— The task —
Pick out all lines with the word "name" from the records that follow.

— Material provided —
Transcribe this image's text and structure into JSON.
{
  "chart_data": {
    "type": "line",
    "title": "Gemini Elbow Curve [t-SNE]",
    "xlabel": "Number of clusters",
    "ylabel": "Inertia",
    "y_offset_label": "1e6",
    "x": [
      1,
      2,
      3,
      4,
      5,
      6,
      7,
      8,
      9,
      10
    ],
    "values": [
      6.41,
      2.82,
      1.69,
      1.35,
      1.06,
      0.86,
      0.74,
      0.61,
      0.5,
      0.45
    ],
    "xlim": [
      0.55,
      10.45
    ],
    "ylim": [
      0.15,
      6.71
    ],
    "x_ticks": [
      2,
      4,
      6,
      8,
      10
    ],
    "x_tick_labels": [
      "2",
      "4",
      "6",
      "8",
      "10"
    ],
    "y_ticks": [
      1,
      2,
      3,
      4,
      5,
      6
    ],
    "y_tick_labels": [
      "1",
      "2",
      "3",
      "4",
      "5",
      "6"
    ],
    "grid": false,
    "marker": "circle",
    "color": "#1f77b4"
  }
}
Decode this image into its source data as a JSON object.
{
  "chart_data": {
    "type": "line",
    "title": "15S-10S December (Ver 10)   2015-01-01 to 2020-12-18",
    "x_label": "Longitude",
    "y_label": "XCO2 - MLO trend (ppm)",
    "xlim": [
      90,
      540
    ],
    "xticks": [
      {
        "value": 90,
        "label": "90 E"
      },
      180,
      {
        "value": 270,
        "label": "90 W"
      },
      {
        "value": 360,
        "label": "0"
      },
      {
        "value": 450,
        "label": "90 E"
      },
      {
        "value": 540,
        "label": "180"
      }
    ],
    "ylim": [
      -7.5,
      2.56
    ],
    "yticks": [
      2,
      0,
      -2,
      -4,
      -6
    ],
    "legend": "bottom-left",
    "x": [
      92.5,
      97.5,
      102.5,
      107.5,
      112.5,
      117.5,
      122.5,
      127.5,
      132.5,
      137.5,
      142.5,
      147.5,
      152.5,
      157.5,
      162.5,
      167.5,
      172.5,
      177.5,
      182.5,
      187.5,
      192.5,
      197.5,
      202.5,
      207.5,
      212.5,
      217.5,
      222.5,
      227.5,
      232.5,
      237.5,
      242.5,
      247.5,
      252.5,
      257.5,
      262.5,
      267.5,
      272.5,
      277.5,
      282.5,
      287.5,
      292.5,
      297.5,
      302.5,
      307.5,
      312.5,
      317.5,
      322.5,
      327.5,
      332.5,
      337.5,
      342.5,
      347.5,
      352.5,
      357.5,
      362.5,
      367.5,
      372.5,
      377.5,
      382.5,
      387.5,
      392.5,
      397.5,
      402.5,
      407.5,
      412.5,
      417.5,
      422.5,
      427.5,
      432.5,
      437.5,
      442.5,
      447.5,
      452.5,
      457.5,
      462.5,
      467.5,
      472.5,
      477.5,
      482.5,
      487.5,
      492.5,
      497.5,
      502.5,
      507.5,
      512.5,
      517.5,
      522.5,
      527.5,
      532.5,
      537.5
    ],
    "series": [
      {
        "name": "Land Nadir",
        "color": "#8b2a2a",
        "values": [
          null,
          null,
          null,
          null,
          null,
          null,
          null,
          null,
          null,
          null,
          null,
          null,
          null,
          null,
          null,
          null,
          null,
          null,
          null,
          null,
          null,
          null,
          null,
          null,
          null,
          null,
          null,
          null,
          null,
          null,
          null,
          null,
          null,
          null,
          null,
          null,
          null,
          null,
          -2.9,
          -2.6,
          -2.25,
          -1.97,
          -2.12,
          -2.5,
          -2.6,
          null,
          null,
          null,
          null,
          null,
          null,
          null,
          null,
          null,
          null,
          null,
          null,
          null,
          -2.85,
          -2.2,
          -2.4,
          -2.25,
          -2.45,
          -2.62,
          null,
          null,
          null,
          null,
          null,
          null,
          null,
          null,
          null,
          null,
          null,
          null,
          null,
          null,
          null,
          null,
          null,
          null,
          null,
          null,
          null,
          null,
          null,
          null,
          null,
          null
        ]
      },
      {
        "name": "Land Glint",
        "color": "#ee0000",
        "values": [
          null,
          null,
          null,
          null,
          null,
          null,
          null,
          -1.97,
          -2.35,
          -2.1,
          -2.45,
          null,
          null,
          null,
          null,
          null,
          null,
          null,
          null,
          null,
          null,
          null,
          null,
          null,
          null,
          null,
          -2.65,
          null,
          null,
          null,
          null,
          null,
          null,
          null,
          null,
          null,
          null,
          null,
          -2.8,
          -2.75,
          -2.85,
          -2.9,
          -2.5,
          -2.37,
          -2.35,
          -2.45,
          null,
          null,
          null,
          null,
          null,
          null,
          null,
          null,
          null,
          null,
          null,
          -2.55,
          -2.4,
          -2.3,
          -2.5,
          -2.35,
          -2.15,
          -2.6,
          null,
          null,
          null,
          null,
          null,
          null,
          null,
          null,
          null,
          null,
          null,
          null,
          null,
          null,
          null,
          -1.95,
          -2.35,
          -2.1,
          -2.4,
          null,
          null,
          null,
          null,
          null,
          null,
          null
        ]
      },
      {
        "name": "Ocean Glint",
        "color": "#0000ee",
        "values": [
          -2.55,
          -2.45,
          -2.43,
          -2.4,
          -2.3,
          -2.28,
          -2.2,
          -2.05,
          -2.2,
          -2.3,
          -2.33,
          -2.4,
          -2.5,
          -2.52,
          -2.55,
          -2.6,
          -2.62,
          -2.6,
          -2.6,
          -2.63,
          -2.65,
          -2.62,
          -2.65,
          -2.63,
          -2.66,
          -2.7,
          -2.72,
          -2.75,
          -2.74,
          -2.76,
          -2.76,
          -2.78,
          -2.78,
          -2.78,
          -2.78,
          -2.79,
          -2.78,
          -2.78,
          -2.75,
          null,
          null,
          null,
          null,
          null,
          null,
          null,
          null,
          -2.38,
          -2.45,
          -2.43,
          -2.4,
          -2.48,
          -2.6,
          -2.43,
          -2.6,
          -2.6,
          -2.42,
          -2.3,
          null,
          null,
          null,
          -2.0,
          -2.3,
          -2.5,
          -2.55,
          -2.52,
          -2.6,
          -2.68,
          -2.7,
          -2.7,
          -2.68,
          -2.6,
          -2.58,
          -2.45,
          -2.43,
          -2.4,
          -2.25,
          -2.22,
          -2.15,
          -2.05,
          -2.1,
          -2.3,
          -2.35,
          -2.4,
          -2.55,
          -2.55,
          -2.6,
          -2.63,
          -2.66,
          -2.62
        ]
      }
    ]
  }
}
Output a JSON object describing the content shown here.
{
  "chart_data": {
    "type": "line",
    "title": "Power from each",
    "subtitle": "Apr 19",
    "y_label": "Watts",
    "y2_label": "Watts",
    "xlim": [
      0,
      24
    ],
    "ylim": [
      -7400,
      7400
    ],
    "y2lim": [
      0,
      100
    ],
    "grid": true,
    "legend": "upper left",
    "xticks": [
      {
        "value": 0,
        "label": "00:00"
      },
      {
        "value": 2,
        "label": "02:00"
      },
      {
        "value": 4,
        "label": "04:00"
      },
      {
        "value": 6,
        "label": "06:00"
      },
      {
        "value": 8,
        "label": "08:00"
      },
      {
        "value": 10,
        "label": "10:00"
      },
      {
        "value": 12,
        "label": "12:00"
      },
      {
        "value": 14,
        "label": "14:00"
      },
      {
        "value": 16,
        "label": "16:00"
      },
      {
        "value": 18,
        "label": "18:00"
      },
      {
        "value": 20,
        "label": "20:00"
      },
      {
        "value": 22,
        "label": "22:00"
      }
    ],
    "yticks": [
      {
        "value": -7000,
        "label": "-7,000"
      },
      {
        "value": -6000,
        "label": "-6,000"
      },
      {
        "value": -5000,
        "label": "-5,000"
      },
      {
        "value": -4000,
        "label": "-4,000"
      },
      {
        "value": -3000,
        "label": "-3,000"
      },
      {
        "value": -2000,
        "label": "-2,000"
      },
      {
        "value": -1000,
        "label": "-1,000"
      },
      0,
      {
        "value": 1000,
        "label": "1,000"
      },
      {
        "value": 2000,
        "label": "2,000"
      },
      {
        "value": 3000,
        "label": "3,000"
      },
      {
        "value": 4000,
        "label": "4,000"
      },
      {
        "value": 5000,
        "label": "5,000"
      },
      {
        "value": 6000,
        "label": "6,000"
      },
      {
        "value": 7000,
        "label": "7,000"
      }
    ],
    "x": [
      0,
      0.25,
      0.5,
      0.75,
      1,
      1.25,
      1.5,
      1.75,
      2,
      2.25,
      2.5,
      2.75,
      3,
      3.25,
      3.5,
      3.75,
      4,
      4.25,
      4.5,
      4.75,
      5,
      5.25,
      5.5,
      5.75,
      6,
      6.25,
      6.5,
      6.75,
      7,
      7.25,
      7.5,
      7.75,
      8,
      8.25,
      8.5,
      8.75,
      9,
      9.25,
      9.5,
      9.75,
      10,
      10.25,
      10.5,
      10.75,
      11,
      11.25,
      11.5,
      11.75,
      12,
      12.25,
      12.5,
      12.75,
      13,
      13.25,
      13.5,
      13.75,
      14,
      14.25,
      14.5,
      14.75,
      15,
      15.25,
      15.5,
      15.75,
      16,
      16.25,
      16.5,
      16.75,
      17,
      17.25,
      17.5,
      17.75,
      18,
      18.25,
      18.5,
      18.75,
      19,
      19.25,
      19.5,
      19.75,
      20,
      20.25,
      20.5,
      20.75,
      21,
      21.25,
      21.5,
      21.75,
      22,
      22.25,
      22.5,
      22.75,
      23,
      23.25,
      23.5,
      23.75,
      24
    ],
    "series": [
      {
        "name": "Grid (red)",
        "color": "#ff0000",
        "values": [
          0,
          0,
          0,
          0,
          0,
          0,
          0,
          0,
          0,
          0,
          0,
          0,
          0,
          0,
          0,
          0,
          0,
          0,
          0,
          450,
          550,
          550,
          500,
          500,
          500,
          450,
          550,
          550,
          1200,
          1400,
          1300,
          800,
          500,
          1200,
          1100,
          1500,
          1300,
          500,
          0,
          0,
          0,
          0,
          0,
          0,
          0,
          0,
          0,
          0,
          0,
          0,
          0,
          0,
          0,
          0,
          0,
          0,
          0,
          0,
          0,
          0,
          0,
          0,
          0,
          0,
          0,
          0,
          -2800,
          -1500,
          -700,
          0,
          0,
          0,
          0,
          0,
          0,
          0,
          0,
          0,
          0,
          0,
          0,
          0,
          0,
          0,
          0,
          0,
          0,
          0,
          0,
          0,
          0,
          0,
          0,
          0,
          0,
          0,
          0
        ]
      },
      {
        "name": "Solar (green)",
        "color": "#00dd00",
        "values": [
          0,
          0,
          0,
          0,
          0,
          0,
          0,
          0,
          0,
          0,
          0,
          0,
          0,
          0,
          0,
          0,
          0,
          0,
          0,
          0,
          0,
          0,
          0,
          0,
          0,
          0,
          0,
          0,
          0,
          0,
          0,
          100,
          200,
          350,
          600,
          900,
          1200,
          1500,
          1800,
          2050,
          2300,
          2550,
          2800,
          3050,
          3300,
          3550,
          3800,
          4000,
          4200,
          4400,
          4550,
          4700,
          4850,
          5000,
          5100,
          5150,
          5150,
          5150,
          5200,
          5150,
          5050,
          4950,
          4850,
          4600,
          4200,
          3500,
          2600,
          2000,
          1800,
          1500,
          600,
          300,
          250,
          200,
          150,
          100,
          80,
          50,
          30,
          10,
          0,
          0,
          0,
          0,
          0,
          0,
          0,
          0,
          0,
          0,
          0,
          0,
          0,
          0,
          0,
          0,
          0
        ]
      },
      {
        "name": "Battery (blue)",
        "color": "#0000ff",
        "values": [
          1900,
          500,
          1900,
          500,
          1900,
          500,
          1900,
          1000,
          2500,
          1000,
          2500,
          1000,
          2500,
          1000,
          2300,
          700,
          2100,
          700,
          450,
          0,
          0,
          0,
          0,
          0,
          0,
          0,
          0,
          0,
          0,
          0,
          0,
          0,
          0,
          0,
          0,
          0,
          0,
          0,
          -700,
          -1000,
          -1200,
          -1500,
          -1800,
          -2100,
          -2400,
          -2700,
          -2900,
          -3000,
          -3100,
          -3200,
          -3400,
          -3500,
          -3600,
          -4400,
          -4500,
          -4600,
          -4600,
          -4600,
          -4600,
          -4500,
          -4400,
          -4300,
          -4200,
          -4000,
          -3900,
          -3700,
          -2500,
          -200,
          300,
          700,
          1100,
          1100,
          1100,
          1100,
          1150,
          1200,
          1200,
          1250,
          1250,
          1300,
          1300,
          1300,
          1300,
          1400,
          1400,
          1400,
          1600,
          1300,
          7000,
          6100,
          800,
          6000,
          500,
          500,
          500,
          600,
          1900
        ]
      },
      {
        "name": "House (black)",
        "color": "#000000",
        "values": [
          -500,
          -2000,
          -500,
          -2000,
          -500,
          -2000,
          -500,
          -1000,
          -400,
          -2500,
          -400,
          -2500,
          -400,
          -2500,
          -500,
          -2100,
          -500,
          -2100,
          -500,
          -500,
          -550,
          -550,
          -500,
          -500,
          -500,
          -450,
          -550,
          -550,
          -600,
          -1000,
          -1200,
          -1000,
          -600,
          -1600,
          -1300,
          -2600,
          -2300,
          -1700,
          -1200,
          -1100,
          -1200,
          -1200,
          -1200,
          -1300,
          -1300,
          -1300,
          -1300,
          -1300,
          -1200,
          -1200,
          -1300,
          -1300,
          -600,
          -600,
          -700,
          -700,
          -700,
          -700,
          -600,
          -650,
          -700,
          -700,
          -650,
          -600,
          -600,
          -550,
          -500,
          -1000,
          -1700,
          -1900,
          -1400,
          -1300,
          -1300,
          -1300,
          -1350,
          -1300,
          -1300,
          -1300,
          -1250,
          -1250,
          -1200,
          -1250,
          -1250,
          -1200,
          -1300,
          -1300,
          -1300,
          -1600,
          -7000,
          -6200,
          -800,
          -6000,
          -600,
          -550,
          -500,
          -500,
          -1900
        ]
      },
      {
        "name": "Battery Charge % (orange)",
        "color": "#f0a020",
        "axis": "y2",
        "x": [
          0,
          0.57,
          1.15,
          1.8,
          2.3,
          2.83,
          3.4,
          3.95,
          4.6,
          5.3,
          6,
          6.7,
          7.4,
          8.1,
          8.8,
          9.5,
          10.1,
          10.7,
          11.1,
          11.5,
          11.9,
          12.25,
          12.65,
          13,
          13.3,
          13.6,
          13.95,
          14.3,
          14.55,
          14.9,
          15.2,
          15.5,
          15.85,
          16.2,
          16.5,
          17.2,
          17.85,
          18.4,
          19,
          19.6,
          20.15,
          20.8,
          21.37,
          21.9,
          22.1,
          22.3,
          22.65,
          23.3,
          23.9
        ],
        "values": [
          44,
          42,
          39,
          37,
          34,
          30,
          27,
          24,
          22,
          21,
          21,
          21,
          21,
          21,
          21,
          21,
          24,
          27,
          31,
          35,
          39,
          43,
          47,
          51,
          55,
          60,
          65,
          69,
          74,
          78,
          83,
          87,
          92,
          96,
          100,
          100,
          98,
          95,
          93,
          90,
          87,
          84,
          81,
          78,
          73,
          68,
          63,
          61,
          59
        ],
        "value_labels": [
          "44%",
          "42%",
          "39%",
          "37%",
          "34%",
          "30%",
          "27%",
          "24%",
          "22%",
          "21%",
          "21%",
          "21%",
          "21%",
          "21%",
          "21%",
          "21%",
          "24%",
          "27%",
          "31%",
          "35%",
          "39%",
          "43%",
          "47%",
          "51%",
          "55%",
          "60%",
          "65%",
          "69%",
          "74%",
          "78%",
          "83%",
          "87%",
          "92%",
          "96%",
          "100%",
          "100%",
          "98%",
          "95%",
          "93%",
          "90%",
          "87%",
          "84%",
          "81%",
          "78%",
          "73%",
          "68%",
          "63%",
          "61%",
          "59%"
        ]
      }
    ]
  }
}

— Task output —
        "name": "Land Nadir",
        "name": "Land Glint",
        "name": "Ocean Glint",
        "name": "Grid (red)",
        "name": "Solar (green)",
        "name": "Battery (blue)",
        "name": "House (black)",
        "name": "Battery Charge % (orange)",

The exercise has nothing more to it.